[begin DATASET EXTRACT]

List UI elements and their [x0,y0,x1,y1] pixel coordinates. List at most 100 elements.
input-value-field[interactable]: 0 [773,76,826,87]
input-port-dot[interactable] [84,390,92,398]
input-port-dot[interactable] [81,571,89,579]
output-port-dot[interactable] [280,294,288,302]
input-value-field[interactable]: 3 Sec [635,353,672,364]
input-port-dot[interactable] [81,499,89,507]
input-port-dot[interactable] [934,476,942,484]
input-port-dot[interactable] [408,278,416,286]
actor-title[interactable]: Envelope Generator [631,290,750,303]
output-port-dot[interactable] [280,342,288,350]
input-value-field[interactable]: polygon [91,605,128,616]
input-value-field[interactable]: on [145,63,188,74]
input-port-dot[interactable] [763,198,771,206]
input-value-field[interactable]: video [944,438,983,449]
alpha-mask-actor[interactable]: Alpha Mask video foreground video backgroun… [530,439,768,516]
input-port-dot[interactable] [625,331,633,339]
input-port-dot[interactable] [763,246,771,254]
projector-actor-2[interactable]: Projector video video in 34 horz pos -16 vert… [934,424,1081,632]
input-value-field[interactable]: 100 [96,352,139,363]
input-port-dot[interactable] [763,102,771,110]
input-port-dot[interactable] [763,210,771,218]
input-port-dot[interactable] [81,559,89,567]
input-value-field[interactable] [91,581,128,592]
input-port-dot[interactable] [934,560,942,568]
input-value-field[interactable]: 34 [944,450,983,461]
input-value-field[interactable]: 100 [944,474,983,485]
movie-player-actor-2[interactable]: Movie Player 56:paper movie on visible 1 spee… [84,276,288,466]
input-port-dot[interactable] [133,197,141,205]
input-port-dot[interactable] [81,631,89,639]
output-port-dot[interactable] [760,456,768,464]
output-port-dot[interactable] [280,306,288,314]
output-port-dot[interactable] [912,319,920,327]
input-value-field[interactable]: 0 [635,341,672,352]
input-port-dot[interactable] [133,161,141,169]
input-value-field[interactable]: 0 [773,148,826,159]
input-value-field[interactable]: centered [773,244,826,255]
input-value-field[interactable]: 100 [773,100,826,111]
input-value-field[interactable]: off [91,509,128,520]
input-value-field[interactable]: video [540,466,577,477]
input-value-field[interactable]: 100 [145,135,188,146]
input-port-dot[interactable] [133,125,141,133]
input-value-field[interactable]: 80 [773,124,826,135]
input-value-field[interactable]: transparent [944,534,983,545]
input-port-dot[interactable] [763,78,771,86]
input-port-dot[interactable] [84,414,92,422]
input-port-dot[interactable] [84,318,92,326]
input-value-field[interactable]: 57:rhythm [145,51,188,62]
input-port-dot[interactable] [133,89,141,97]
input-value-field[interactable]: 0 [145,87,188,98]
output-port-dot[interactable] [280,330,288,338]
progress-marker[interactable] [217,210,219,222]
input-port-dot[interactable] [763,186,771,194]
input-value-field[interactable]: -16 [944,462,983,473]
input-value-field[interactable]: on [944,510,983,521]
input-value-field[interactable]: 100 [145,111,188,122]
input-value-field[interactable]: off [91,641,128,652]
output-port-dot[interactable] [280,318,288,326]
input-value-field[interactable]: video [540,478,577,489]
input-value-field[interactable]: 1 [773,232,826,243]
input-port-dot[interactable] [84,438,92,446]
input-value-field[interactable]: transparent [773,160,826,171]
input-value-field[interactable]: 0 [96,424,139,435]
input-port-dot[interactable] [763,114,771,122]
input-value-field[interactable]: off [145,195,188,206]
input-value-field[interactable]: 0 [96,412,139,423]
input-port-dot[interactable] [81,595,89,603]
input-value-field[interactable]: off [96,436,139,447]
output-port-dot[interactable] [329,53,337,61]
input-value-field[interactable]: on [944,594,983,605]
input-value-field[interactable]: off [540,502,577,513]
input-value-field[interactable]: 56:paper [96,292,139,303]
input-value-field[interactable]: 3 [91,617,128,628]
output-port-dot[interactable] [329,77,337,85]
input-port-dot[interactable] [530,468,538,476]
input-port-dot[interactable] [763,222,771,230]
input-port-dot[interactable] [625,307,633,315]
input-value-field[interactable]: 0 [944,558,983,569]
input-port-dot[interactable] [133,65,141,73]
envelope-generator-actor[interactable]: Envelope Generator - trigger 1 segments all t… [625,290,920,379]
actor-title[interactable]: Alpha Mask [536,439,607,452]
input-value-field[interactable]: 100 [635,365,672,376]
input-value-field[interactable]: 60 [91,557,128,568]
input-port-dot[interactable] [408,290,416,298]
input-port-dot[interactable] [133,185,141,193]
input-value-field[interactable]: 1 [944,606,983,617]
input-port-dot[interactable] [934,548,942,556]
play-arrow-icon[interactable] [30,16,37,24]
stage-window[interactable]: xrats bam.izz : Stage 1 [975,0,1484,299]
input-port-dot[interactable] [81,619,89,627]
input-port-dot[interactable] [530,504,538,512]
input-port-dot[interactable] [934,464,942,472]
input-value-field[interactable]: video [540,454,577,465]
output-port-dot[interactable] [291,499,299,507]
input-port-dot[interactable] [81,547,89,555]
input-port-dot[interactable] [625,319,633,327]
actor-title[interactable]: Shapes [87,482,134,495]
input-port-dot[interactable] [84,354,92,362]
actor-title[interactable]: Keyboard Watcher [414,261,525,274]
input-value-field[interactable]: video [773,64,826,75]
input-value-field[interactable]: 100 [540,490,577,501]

[end DATASET EXTRACT]

Rewrite the listing above, switching every "input-port-dot" to "inlet-dot" and leaving everything else untouched.

COMPLETE RESPONSE
List UI elements and their [x0,y0,x1,y1] pixel coordinates. List at most 100 elements.
input-value-field[interactable]: 0 [773,76,826,87]
inlet-dot[interactable] [84,390,92,398]
inlet-dot[interactable] [81,571,89,579]
output-port-dot[interactable] [280,294,288,302]
input-value-field[interactable]: 3 Sec [635,353,672,364]
inlet-dot[interactable] [81,499,89,507]
inlet-dot[interactable] [934,476,942,484]
inlet-dot[interactable] [408,278,416,286]
actor-title[interactable]: Envelope Generator [631,290,750,303]
output-port-dot[interactable] [280,342,288,350]
input-value-field[interactable]: polygon [91,605,128,616]
input-value-field[interactable]: on [145,63,188,74]
inlet-dot[interactable] [763,198,771,206]
input-value-field[interactable]: video [944,438,983,449]
alpha-mask-actor[interactable]: Alpha Mask video foreground video backgroun… [530,439,768,516]
inlet-dot[interactable] [625,331,633,339]
inlet-dot[interactable] [763,246,771,254]
projector-actor-2[interactable]: Projector video video in 34 horz pos -16 vert… [934,424,1081,632]
input-value-field[interactable]: 100 [96,352,139,363]
inlet-dot[interactable] [763,102,771,110]
inlet-dot[interactable] [763,210,771,218]
inlet-dot[interactable] [81,559,89,567]
input-value-field[interactable] [91,581,128,592]
inlet-dot[interactable] [934,560,942,568]
input-value-field[interactable]: 34 [944,450,983,461]
input-value-field[interactable]: 100 [944,474,983,485]
movie-player-actor-2[interactable]: Movie Player 56:paper movie on visible 1 spee… [84,276,288,466]
inlet-dot[interactable] [133,197,141,205]
inlet-dot[interactable] [81,631,89,639]
output-port-dot[interactable] [760,456,768,464]
output-port-dot[interactable] [280,306,288,314]
output-port-dot[interactable] [912,319,920,327]
input-value-field[interactable]: 0 [635,341,672,352]
inlet-dot[interactable] [133,161,141,169]
input-value-field[interactable]: 0 [773,148,826,159]
input-value-field[interactable]: centered [773,244,826,255]
input-value-field[interactable]: 100 [773,100,826,111]
input-value-field[interactable]: off [91,509,128,520]
input-value-field[interactable]: video [540,466,577,477]
input-value-field[interactable]: 100 [145,135,188,146]
inlet-dot[interactable] [133,125,141,133]
input-value-field[interactable]: 80 [773,124,826,135]
input-value-field[interactable]: transparent [944,534,983,545]
inlet-dot[interactable] [763,78,771,86]
inlet-dot[interactable] [84,414,92,422]
inlet-dot[interactable] [84,318,92,326]
input-value-field[interactable]: 57:rhythm [145,51,188,62]
inlet-dot[interactable] [133,89,141,97]
input-value-field[interactable]: 0 [145,87,188,98]
output-port-dot[interactable] [280,330,288,338]
progress-marker[interactable] [217,210,219,222]
inlet-dot[interactable] [763,186,771,194]
input-value-field[interactable]: -16 [944,462,983,473]
input-value-field[interactable]: on [944,510,983,521]
input-value-field[interactable]: 100 [145,111,188,122]
input-value-field[interactable]: off [91,641,128,652]
output-port-dot[interactable] [280,318,288,326]
input-value-field[interactable]: video [540,478,577,489]
input-value-field[interactable]: 1 [773,232,826,243]
inlet-dot[interactable] [84,438,92,446]
input-value-field[interactable]: transparent [773,160,826,171]
input-value-field[interactable]: 0 [96,424,139,435]
inlet-dot[interactable] [763,114,771,122]
input-value-field[interactable]: off [145,195,188,206]
input-value-field[interactable]: 0 [96,412,139,423]
inlet-dot[interactable] [81,595,89,603]
input-value-field[interactable]: off [96,436,139,447]
output-port-dot[interactable] [329,53,337,61]
input-value-field[interactable]: on [944,594,983,605]
input-value-field[interactable]: off [540,502,577,513]
input-value-field[interactable]: 56:paper [96,292,139,303]
input-value-field[interactable]: 3 [91,617,128,628]
output-port-dot[interactable] [329,77,337,85]
inlet-dot[interactable] [530,468,538,476]
inlet-dot[interactable] [763,222,771,230]
inlet-dot[interactable] [625,307,633,315]
input-value-field[interactable]: 0 [944,558,983,569]
inlet-dot[interactable] [133,65,141,73]
envelope-generator-actor[interactable]: Envelope Generator - trigger 1 segments all t… [625,290,920,379]
actor-title[interactable]: Alpha Mask [536,439,607,452]
input-value-field[interactable]: 100 [635,365,672,376]
input-value-field[interactable]: 60 [91,557,128,568]
inlet-dot[interactable] [408,290,416,298]
inlet-dot[interactable] [133,185,141,193]
input-value-field[interactable]: 1 [944,606,983,617]
inlet-dot[interactable] [934,548,942,556]
play-arrow-icon[interactable] [30,16,37,24]
stage-window[interactable]: xrats bam.izz : Stage 1 [975,0,1484,299]
inlet-dot[interactable] [81,619,89,627]
inlet-dot[interactable] [530,504,538,512]
inlet-dot[interactable] [934,464,942,472]
input-value-field[interactable]: video [540,454,577,465]
output-port-dot[interactable] [291,499,299,507]
inlet-dot[interactable] [81,547,89,555]
inlet-dot[interactable] [625,319,633,327]
actor-title[interactable]: Shapes [87,482,134,495]
inlet-dot[interactable] [84,354,92,362]
actor-title[interactable]: Keyboard Watcher [414,261,525,274]
input-value-field[interactable]: video [773,64,826,75]
input-value-field[interactable]: 100 [540,490,577,501]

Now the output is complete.